Task instructions:
Each line that holds the word "заказе" counts once; give the total for the records below and nothing else.

#####

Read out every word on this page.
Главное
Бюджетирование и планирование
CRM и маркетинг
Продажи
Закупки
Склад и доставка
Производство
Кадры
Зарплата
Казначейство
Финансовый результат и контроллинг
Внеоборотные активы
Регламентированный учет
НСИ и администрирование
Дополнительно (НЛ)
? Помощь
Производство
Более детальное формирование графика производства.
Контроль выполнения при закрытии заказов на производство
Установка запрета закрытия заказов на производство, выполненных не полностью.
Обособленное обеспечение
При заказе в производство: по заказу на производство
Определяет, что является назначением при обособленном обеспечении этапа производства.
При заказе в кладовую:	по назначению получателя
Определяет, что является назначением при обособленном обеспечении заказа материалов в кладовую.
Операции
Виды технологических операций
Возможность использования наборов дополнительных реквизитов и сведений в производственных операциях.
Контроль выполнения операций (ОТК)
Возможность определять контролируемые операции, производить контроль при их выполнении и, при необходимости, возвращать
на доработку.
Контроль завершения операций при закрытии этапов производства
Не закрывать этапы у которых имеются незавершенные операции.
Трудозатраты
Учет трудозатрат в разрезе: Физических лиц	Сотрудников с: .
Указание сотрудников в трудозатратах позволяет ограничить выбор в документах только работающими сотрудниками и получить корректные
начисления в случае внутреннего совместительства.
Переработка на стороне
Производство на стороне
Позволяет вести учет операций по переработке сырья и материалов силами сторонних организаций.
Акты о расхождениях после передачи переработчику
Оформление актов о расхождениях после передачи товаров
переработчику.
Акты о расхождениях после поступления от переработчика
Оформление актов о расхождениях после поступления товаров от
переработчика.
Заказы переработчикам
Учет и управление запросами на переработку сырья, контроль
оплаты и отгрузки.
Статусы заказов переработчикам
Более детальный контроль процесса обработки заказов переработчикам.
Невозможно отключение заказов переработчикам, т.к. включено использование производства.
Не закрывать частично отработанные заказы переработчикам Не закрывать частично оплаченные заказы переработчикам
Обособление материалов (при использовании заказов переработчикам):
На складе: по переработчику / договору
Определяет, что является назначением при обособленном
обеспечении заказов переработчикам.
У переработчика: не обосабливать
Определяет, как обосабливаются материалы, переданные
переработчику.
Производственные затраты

#####

Complete answer:
2